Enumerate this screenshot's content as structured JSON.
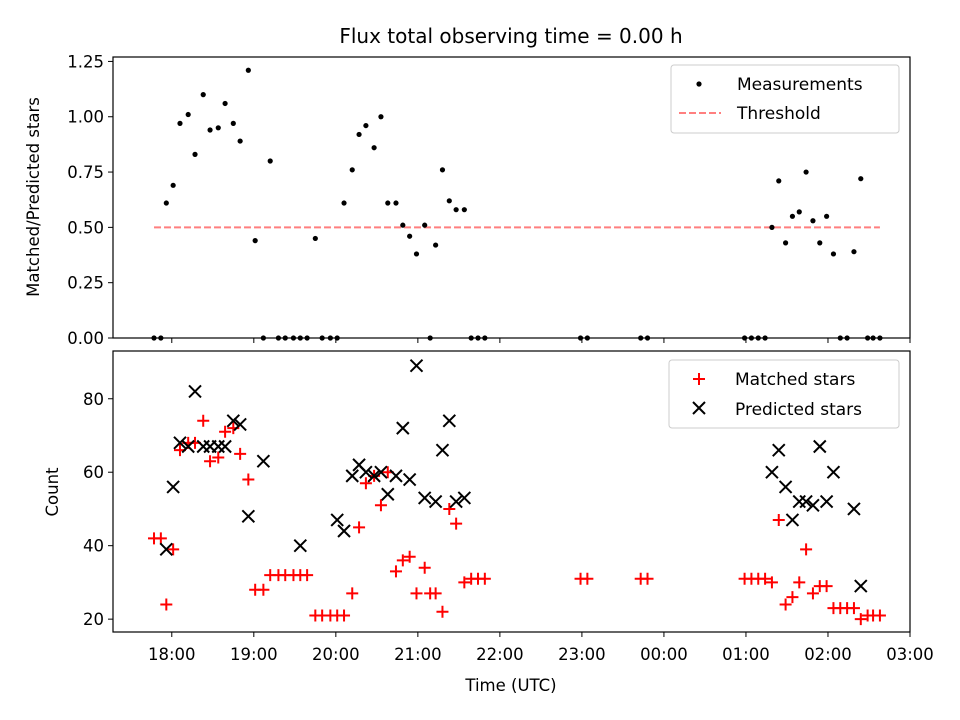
{
  "chart_data": [
    {
      "type": "scatter",
      "title": "Flux total observing time = 0.00 h",
      "xlabel": "",
      "ylabel": "Matched/Predicted stars",
      "ylim": [
        0,
        1.27
      ],
      "y_ticks": [
        "0.00",
        "0.25",
        "0.50",
        "0.75",
        "1.00",
        "1.25"
      ],
      "y_tick_values": [
        0,
        0.25,
        0.5,
        0.75,
        1.0,
        1.25
      ],
      "legend_position": "top-right",
      "series": [
        {
          "name": "Measurements",
          "marker": "dot",
          "color": "#000000",
          "x": [
            "17:47",
            "17:52",
            "17:56",
            "18:01",
            "18:06",
            "18:12",
            "18:17",
            "18:23",
            "18:28",
            "18:34",
            "18:39",
            "18:45",
            "18:50",
            "18:56",
            "19:01",
            "19:07",
            "19:12",
            "19:18",
            "19:23",
            "19:29",
            "19:34",
            "19:39",
            "19:45",
            "19:50",
            "19:56",
            "20:01",
            "20:06",
            "20:12",
            "20:17",
            "20:22",
            "20:28",
            "20:33",
            "20:38",
            "20:44",
            "20:49",
            "20:54",
            "20:59",
            "21:05",
            "21:09",
            "21:13",
            "21:18",
            "21:23",
            "21:28",
            "21:34",
            "21:39",
            "21:44",
            "21:49",
            "22:59",
            "23:04",
            "23:43",
            "23:48",
            "00:59",
            "01:04",
            "01:09",
            "01:14",
            "01:19",
            "01:24",
            "01:29",
            "01:34",
            "01:39",
            "01:44",
            "01:49",
            "01:54",
            "01:59",
            "02:04",
            "02:09",
            "02:14",
            "02:19",
            "02:24",
            "02:29",
            "02:33",
            "02:38"
          ],
          "y": [
            0,
            0,
            0.61,
            0.69,
            0.97,
            1.01,
            0.83,
            1.1,
            0.94,
            0.95,
            1.06,
            0.97,
            0.89,
            1.21,
            0.44,
            0,
            0.8,
            0,
            0,
            0,
            0,
            0,
            0.45,
            0,
            0,
            0,
            0.61,
            0.76,
            0.92,
            0.96,
            0.86,
            1.0,
            0.61,
            0.61,
            0.51,
            0.46,
            0.38,
            0.51,
            0,
            0.42,
            0.76,
            0.62,
            0.58,
            0.58,
            0,
            0,
            0,
            0,
            0,
            0,
            0,
            0,
            0,
            0,
            0,
            0.5,
            0.71,
            0.43,
            0.55,
            0.57,
            0.75,
            0.53,
            0.43,
            0.55,
            0.38,
            0,
            0,
            0.39,
            0.72,
            0,
            0,
            0
          ]
        },
        {
          "name": "Threshold",
          "style": "dashed",
          "color": "#ff7f7f",
          "x": [
            "17:47",
            "02:38"
          ],
          "y": [
            0.5,
            0.5
          ]
        }
      ]
    },
    {
      "type": "scatter",
      "title": "",
      "xlabel": "Time (UTC)",
      "ylabel": "Count",
      "ylim": [
        16.5,
        93
      ],
      "y_ticks": [
        "20",
        "40",
        "60",
        "80"
      ],
      "y_tick_values": [
        20,
        40,
        60,
        80
      ],
      "x_ticks": [
        "18:00",
        "19:00",
        "20:00",
        "21:00",
        "22:00",
        "23:00",
        "00:00",
        "01:00",
        "02:00",
        "03:00"
      ],
      "legend_position": "top-right",
      "series": [
        {
          "name": "Matched stars",
          "marker": "plus",
          "color": "#ff0000",
          "x": [
            "17:47",
            "17:52",
            "17:56",
            "18:01",
            "18:06",
            "18:12",
            "18:17",
            "18:23",
            "18:28",
            "18:34",
            "18:39",
            "18:45",
            "18:50",
            "18:56",
            "19:01",
            "19:07",
            "19:12",
            "19:18",
            "19:23",
            "19:29",
            "19:34",
            "19:39",
            "19:45",
            "19:50",
            "19:56",
            "20:01",
            "20:06",
            "20:12",
            "20:17",
            "20:22",
            "20:28",
            "20:33",
            "20:38",
            "20:44",
            "20:49",
            "20:54",
            "20:59",
            "21:05",
            "21:09",
            "21:13",
            "21:18",
            "21:23",
            "21:28",
            "21:34",
            "21:39",
            "21:44",
            "21:49",
            "22:59",
            "23:04",
            "23:43",
            "23:48",
            "00:59",
            "01:04",
            "01:09",
            "01:14",
            "01:19",
            "01:24",
            "01:29",
            "01:34",
            "01:39",
            "01:44",
            "01:49",
            "01:54",
            "01:59",
            "02:04",
            "02:09",
            "02:14",
            "02:19",
            "02:24",
            "02:29",
            "02:33",
            "02:38"
          ],
          "y": [
            42,
            42,
            24,
            39,
            66,
            68,
            68,
            74,
            63,
            64,
            71,
            72,
            65,
            58,
            28,
            28,
            32,
            32,
            32,
            32,
            32,
            32,
            21,
            21,
            21,
            21,
            21,
            27,
            45,
            57,
            59,
            51,
            60,
            33,
            36,
            37,
            27,
            34,
            27,
            27,
            22,
            50,
            46,
            30,
            31,
            31,
            31,
            31,
            31,
            31,
            31,
            31,
            31,
            31,
            31,
            30,
            47,
            24,
            26,
            30,
            39,
            27,
            29,
            29,
            23,
            23,
            23,
            23,
            20,
            21,
            21,
            21
          ]
        },
        {
          "name": "Predicted stars",
          "marker": "x",
          "color": "#000000",
          "x": [
            "17:56",
            "18:01",
            "18:06",
            "18:12",
            "18:17",
            "18:23",
            "18:28",
            "18:34",
            "18:39",
            "18:45",
            "18:50",
            "18:56",
            "19:07",
            "19:34",
            "20:01",
            "20:06",
            "20:12",
            "20:17",
            "20:22",
            "20:28",
            "20:33",
            "20:38",
            "20:44",
            "20:49",
            "20:54",
            "20:59",
            "21:05",
            "21:13",
            "21:18",
            "21:23",
            "21:28",
            "21:34",
            "01:19",
            "01:24",
            "01:29",
            "01:34",
            "01:39",
            "01:44",
            "01:49",
            "01:54",
            "01:59",
            "02:04",
            "02:19",
            "02:24"
          ],
          "y": [
            39,
            56,
            68,
            67,
            82,
            67,
            67,
            67,
            67,
            74,
            73,
            48,
            63,
            40,
            47,
            44,
            59,
            62,
            60,
            59,
            60,
            54,
            59,
            72,
            58,
            89,
            53,
            52,
            66,
            74,
            52,
            53,
            60,
            66,
            56,
            47,
            52,
            52,
            51,
            67,
            52,
            60,
            50,
            29
          ]
        }
      ]
    }
  ]
}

§ The task:
Copy the lines from the entries above in which the word "stars" appears.

§ Result:
      "ylabel": "Matched/Predicted stars",
          "name": "Matched stars",
          "name": "Predicted stars",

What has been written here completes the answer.